__GIVEN EXERCISE__. Return all of the data exactly as written, without the pictures.

[start GIVEN RECORDS]

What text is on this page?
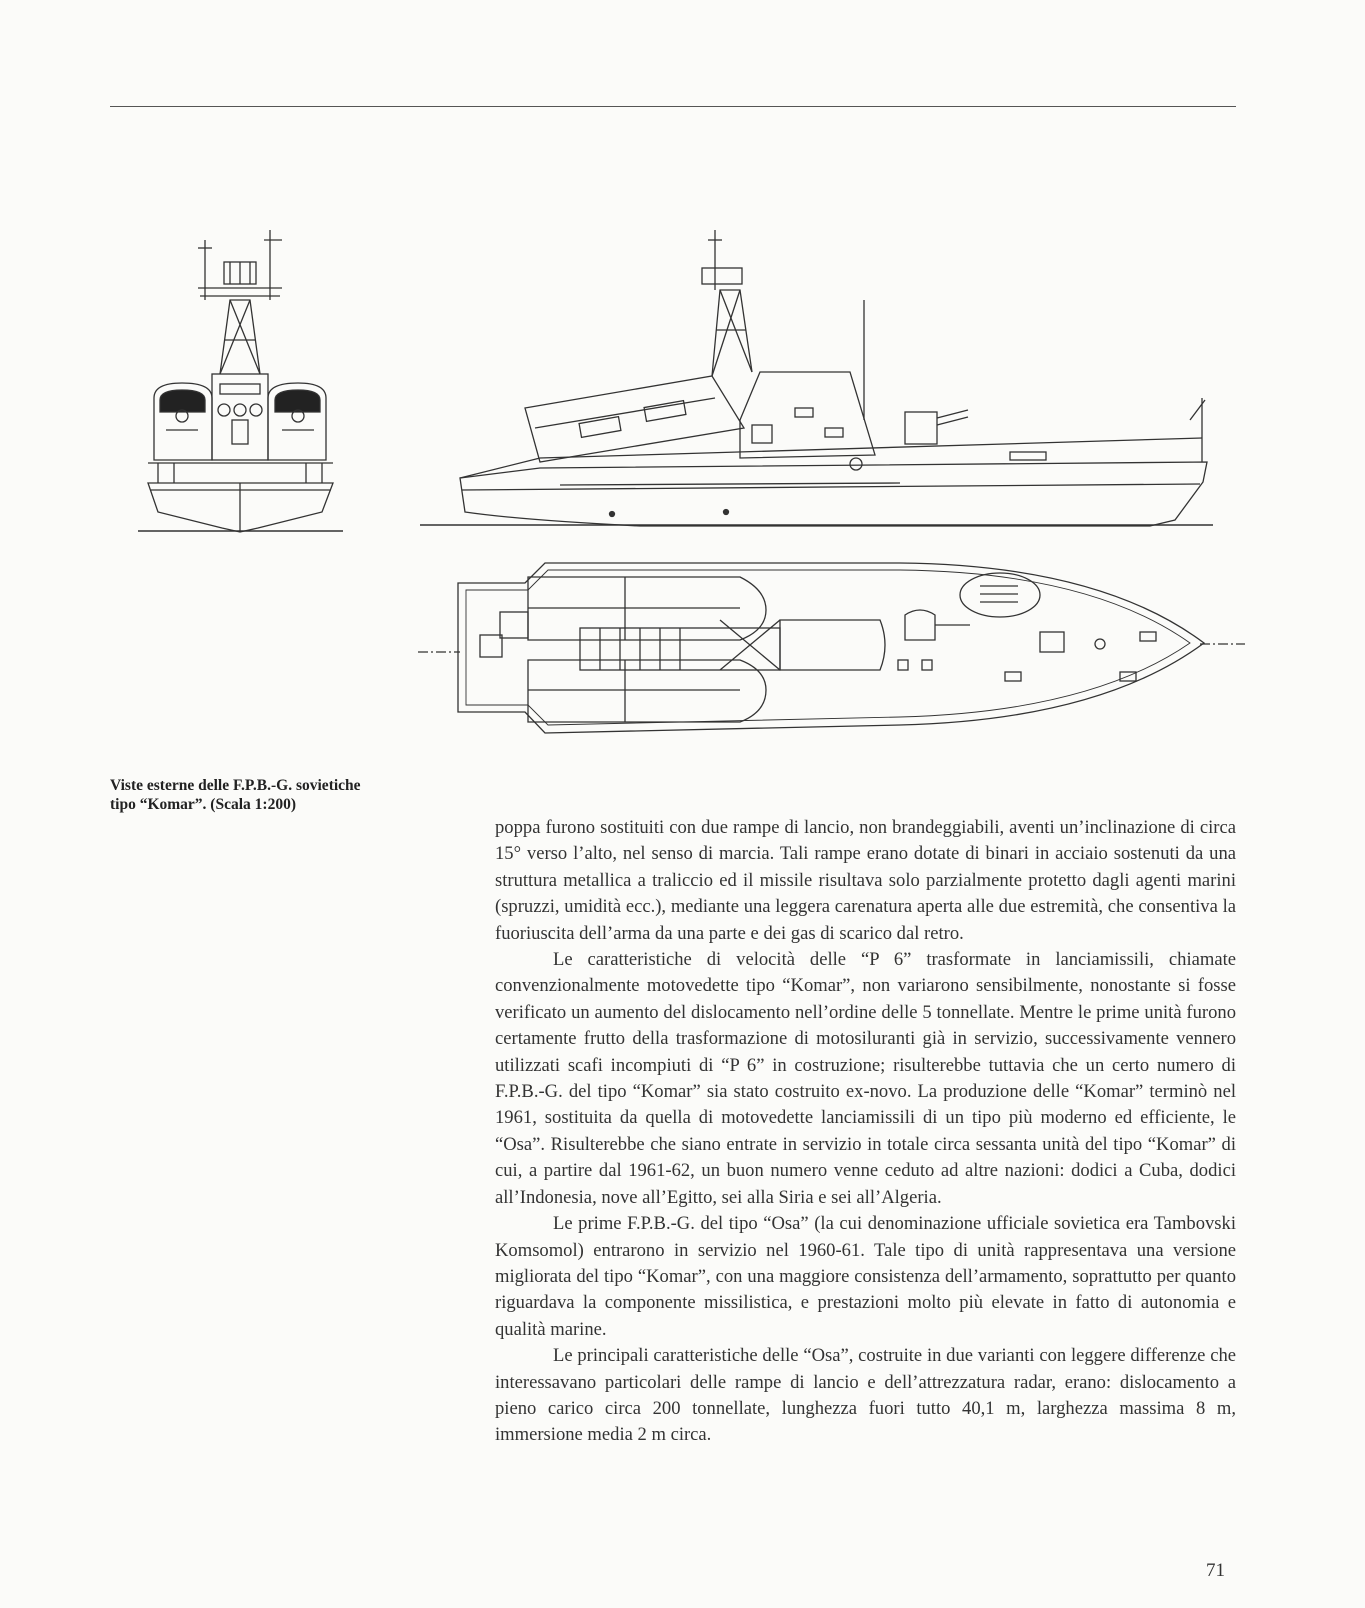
Viste esterne delle F.P.B.-G. sovietiche
tipo “Komar”. (Scala 1:200)

poppa furono sostituiti con due rampe di lancio, non brandeggiabili, aventi un’inclinazione di circa 15° verso l’alto, nel senso di marcia. Tali rampe erano dotate di binari in acciaio sostenuti da una struttura metallica a traliccio ed il missile risultava solo parzialmente protetto dagli agenti marini (spruzzi, umidità ecc.), mediante una leggera carenatura aperta alle due estremità, che consentiva la fuoriuscita dell’arma da una parte e dei gas di scarico dal retro.

Le caratteristiche di velocità delle “P 6” trasformate in lanciamissili, chiamate convenzionalmente motovedette tipo “Komar”, non variarono sensibilmente, nonostante si fosse verificato un aumento del dislocamento nell’ordine delle 5 tonnellate. Mentre le prime unità furono certamente frutto della trasformazione di motosiluranti già in servizio, successivamente vennero utilizzati scafi incompiuti di “P 6” in costruzione; risulterebbe tuttavia che un certo numero di F.P.B.-G. del tipo “Komar” sia stato costruito ex-novo. La produzione delle “Komar” terminò nel 1961, sostituita da quella di motovedette lanciamissili di un tipo più moderno ed efficiente, le “Osa”. Risulterebbe che siano entrate in servizio in totale circa sessanta unità del tipo “Komar” di cui, a partire dal 1961-62, un buon numero venne ceduto ad altre nazioni: dodici a Cuba, dodici all’Indonesia, nove all’Egitto, sei alla Siria e sei all’Algeria.

Le prime F.P.B.-G. del tipo “Osa” (la cui denominazione ufficiale sovietica era Tambovski Komsomol) entrarono in servizio nel 1960-61. Tale tipo di unità rappresentava una versione migliorata del tipo “Komar”, con una maggiore consistenza dell’armamento, soprattutto per quanto riguardava la componente missilistica, e prestazioni molto più elevate in fatto di autonomia e qualità marine.

Le principali caratteristiche delle “Osa”, costruite in due varianti con leggere differenze che interessavano particolari delle rampe di lancio e dell’attrezzatura radar, erano: dislocamento a pieno carico circa 200 tonnellate, lunghezza fuori tutto 40,1 m, larghezza massima 8 m, immersione media 2 m circa.

71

[end GIVEN RECORDS]

__REPLY__.
What text is on this page?
Viste esterne delle F.P.B.-G. sovietiche
tipo “Komar”. (Scala 1:200)

poppa furono sostituiti con due rampe di lancio, non brandeggiabili, aventi un’inclinazione di circa 15° verso l’alto, nel senso di marcia. Tali rampe erano dotate di binari in acciaio sostenuti da una struttura metallica a traliccio ed il missile risultava solo parzialmente protetto dagli agenti marini (spruzzi, umidità ecc.), mediante una leggera carenatura aperta alle due estremità, che consentiva la fuoriuscita dell’arma da una parte e dei gas di scarico dal retro.

Le caratteristiche di velocità delle “P 6” trasformate in lanciamissili, chiamate convenzionalmente motovedette tipo “Komar”, non variarono sensibilmente, nonostante si fosse verificato un aumento del dislocamento nell’ordine delle 5 tonnellate. Mentre le prime unità furono certamente frutto della trasformazione di motosiluranti già in servizio, successivamente vennero utilizzati scafi incompiuti di “P 6” in costruzione; risulterebbe tuttavia che un certo numero di F.P.B.-G. del tipo “Komar” sia stato costruito ex-novo. La produzione delle “Komar” terminò nel 1961, sostituita da quella di motovedette lanciamissili di un tipo più moderno ed efficiente, le “Osa”. Risulterebbe che siano entrate in servizio in totale circa sessanta unità del tipo “Komar” di cui, a partire dal 1961-62, un buon numero venne ceduto ad altre nazioni: dodici a Cuba, dodici all’Indonesia, nove all’Egitto, sei alla Siria e sei all’Algeria.

Le prime F.P.B.-G. del tipo “Osa” (la cui denominazione ufficiale sovietica era Tambovski Komsomol) entrarono in servizio nel 1960-61. Tale tipo di unità rappresentava una versione migliorata del tipo “Komar”, con una maggiore consistenza dell’armamento, soprattutto per quanto riguardava la componente missilistica, e prestazioni molto più elevate in fatto di autonomia e qualità marine.

Le principali caratteristiche delle “Osa”, costruite in due varianti con leggere differenze che interessavano particolari delle rampe di lancio e dell’attrezzatura radar, erano: dislocamento a pieno carico circa 200 tonnellate, lunghezza fuori tutto 40,1 m, larghezza massima 8 m, immersione media 2 m circa.

71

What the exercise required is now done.